PROMPT -
Output the full material exactly as it appears here.

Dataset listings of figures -
....................

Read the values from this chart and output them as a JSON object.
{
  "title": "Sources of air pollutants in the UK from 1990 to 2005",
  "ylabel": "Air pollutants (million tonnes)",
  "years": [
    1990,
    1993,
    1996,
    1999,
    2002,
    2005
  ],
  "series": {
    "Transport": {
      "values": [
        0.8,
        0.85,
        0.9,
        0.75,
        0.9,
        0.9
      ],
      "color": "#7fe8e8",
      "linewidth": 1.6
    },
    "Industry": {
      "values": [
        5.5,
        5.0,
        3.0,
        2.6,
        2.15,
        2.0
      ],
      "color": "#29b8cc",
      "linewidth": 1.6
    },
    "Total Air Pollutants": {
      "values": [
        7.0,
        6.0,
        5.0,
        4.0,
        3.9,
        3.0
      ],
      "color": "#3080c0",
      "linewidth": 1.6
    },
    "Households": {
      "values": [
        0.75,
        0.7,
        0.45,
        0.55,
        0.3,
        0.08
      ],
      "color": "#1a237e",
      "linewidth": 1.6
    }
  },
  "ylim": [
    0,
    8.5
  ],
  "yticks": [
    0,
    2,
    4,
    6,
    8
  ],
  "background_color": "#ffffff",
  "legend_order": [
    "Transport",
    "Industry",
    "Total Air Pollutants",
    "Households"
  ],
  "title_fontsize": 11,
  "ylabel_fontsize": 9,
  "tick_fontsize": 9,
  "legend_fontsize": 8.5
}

....................

SOLUTION FOR THIS PROBLEM -
Read the values from this chart and output them as a JSON object.
{
  "title": "Sources of air pollutants in the UK from 1990 to 2005",
  "ylabel": "Air pollutants (million tonnes)",
  "years": [
    1990,
    1993,
    1996,
    1999,
    2002,
    2005
  ],
  "series": {
    "Transport": {
      "values": [
        0.8,
        0.85,
        0.9,
        0.75,
        0.9,
        0.9
      ],
      "color": "#7fe8e8",
      "linewidth": 1.6
    },
    "Industry": {
      "values": [
        5.5,
        5.0,
        3.0,
        2.6,
        2.15,
        2.0
      ],
      "color": "#29b8cc",
      "linewidth": 1.6
    },
    "Total Air Pollutants": {
      "values": [
        7.0,
        6.0,
        5.0,
        4.0,
        3.9,
        3.0
      ],
      "color": "#3080c0",
      "linewidth": 1.6
    },
    "Households": {
      "values": [
        0.75,
        0.7,
        0.45,
        0.55,
        0.3,
        0.08
      ],
      "color": "#1a237e",
      "linewidth": 1.6
    }
  },
  "ylim": [
    0,
    8.5
  ],
  "yticks": [
    0,
    2,
    4,
    6,
    8
  ],
  "background_color": "#ffffff",
  "legend_order": [
    "Transport",
    "Industry",
    "Total Air Pollutants",
    "Households"
  ],
  "title_fontsize": 11,
  "ylabel_fontsize": 9,
  "tick_fontsize": 9,
  "legend_fontsize": 8.5
}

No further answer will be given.